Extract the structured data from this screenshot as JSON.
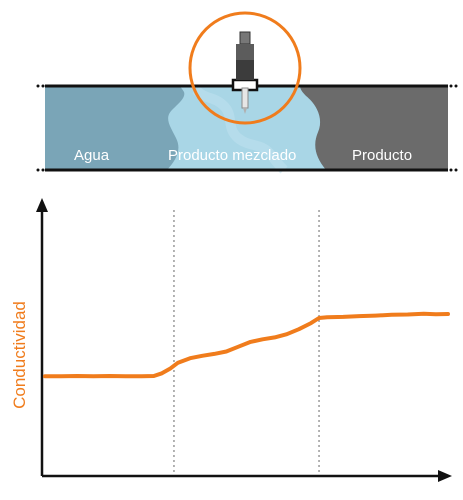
{
  "pipe": {
    "zones": [
      {
        "id": "water",
        "label": "Agua",
        "color": "#7aa5b7"
      },
      {
        "id": "mixed",
        "label": "Producto mezclado",
        "color": "#a9d6e6"
      },
      {
        "id": "product",
        "label": "Producto",
        "color": "#6b6b6b"
      }
    ],
    "sensor_highlight_color": "#f07c1c"
  },
  "chart_data": {
    "type": "line",
    "ylabel": "Conductividad",
    "xlabel": "",
    "ylim": [
      0,
      100
    ],
    "xlim": [
      0,
      100
    ],
    "grid": false,
    "transition_markers": [
      32,
      68
    ],
    "series": [
      {
        "color": "#f07c1c",
        "x": [
          0,
          4,
          8,
          12,
          16,
          20,
          24,
          27,
          29,
          31,
          33,
          36,
          39,
          42,
          45,
          48,
          51,
          54,
          57,
          60,
          63,
          66,
          68,
          70,
          74,
          78,
          82,
          86,
          90,
          94,
          97,
          100
        ],
        "y": [
          37.5,
          37.5,
          37.6,
          37.5,
          37.6,
          37.5,
          37.5,
          37.6,
          38.6,
          40.3,
          42.6,
          44.3,
          45.2,
          45.9,
          46.8,
          48.6,
          50.4,
          51.4,
          52.1,
          53.3,
          55.2,
          57.5,
          59.4,
          59.7,
          59.8,
          60.1,
          60.3,
          60.6,
          60.7,
          61,
          60.8,
          60.9
        ]
      }
    ]
  }
}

• WHAT TO WORK ON: Every record must be copied exactly, with the pictures left out.

• COMPLETE OUTPUT:
Extract the structured data from this screenshot as JSON.
{
  "pipe": {
    "zones": [
      {
        "id": "water",
        "label": "Agua",
        "color": "#7aa5b7"
      },
      {
        "id": "mixed",
        "label": "Producto mezclado",
        "color": "#a9d6e6"
      },
      {
        "id": "product",
        "label": "Producto",
        "color": "#6b6b6b"
      }
    ],
    "sensor_highlight_color": "#f07c1c"
  },
  "chart_data": {
    "type": "line",
    "ylabel": "Conductividad",
    "xlabel": "",
    "ylim": [
      0,
      100
    ],
    "xlim": [
      0,
      100
    ],
    "grid": false,
    "transition_markers": [
      32,
      68
    ],
    "series": [
      {
        "color": "#f07c1c",
        "x": [
          0,
          4,
          8,
          12,
          16,
          20,
          24,
          27,
          29,
          31,
          33,
          36,
          39,
          42,
          45,
          48,
          51,
          54,
          57,
          60,
          63,
          66,
          68,
          70,
          74,
          78,
          82,
          86,
          90,
          94,
          97,
          100
        ],
        "y": [
          37.5,
          37.5,
          37.6,
          37.5,
          37.6,
          37.5,
          37.5,
          37.6,
          38.6,
          40.3,
          42.6,
          44.3,
          45.2,
          45.9,
          46.8,
          48.6,
          50.4,
          51.4,
          52.1,
          53.3,
          55.2,
          57.5,
          59.4,
          59.7,
          59.8,
          60.1,
          60.3,
          60.6,
          60.7,
          61,
          60.8,
          60.9
        ]
      }
    ]
  }
}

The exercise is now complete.